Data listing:
---------------
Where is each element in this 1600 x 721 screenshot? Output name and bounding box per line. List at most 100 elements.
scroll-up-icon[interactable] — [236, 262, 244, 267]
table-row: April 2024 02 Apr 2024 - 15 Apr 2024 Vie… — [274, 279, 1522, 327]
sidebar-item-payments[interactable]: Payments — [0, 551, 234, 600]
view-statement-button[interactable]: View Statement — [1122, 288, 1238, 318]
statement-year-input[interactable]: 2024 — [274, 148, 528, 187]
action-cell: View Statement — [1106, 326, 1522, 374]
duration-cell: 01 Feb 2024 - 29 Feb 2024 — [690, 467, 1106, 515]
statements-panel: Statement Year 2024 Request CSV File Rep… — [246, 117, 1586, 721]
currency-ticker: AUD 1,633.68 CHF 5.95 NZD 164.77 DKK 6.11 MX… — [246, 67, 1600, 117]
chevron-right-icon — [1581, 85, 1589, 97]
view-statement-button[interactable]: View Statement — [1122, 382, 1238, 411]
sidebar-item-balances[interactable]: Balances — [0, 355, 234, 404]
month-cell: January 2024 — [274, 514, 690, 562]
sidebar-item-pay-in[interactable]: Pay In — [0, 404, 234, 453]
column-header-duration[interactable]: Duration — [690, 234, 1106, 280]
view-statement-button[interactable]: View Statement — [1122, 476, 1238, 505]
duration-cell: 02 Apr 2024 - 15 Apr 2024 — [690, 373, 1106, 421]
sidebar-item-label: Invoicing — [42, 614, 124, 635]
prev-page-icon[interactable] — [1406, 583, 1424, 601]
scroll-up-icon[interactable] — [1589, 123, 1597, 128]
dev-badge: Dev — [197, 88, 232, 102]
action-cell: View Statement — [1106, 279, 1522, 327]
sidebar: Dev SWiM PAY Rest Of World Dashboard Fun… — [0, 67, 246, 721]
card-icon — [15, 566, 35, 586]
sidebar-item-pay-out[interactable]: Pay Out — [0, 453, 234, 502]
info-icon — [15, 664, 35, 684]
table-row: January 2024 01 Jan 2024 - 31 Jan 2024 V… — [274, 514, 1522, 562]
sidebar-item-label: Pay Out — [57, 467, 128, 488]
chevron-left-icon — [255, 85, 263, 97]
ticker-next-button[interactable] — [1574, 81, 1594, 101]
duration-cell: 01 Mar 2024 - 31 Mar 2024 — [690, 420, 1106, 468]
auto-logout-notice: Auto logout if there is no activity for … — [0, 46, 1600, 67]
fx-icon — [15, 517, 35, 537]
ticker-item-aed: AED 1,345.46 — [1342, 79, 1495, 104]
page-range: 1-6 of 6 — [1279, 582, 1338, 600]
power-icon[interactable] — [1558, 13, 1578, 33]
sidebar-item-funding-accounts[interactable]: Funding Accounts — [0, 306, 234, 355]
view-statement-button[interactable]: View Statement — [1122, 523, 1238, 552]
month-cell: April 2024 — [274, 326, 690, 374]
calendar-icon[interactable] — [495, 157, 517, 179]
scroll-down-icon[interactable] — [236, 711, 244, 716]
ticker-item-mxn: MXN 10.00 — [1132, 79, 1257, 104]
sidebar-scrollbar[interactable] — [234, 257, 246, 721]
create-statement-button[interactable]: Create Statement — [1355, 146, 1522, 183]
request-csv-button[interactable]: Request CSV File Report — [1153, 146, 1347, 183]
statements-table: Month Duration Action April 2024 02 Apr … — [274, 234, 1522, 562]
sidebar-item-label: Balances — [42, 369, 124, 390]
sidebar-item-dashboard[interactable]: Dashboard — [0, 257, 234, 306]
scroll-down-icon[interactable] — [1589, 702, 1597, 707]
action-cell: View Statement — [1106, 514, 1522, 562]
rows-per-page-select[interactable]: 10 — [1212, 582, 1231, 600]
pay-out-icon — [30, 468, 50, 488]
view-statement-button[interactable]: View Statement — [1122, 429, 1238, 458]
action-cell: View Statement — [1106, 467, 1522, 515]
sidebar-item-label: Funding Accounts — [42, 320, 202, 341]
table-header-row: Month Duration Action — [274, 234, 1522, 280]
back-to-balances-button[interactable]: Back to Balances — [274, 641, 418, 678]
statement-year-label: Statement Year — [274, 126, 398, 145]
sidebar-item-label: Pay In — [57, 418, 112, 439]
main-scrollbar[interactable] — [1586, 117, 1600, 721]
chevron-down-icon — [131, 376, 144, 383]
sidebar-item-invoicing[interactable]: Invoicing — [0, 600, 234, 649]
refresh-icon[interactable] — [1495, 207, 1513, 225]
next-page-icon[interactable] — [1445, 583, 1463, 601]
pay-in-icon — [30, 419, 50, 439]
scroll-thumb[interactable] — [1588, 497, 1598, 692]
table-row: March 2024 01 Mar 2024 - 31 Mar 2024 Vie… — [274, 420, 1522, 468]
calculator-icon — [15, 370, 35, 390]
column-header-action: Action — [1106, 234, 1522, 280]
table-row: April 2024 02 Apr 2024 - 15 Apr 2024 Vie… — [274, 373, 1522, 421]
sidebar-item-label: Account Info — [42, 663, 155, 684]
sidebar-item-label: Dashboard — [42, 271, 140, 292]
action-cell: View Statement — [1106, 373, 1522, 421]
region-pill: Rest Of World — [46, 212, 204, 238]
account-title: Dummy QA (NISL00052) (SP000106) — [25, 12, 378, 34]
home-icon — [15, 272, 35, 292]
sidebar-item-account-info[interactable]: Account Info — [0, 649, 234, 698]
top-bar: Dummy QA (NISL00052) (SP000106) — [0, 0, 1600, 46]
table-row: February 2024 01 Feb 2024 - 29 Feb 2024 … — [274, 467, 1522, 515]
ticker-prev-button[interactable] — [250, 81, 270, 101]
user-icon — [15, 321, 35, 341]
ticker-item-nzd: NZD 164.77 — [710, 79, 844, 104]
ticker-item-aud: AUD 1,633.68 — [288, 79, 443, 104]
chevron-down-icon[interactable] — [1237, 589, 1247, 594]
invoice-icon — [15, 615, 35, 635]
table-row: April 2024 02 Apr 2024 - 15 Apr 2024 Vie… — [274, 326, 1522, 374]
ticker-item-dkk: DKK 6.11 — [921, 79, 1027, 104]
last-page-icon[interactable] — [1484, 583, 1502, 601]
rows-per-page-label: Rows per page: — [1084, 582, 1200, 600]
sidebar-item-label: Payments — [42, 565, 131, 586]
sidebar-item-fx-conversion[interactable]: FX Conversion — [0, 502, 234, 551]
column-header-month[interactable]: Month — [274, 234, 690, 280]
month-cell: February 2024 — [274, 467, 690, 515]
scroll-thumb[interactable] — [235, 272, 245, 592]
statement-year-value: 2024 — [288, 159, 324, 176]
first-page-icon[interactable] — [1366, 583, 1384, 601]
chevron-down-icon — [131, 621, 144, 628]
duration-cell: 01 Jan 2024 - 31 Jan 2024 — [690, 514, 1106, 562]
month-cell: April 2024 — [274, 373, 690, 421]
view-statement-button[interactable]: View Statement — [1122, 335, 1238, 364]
---------------
Reproduce word for word the lines from the start of the records through the line containing "action-cell: View Statement — [1106, 326, 1522, 374]", with both ends included.

Where is each element in this 1600 x 721 screenshot? Output name and bounding box per line. List at most 100 elements.
scroll-up-icon[interactable] — [236, 262, 244, 267]
table-row: April 2024 02 Apr 2024 - 15 Apr 2024 Vie… — [274, 279, 1522, 327]
sidebar-item-payments[interactable]: Payments — [0, 551, 234, 600]
view-statement-button[interactable]: View Statement — [1122, 288, 1238, 318]
statement-year-input[interactable]: 2024 — [274, 148, 528, 187]
action-cell: View Statement — [1106, 326, 1522, 374]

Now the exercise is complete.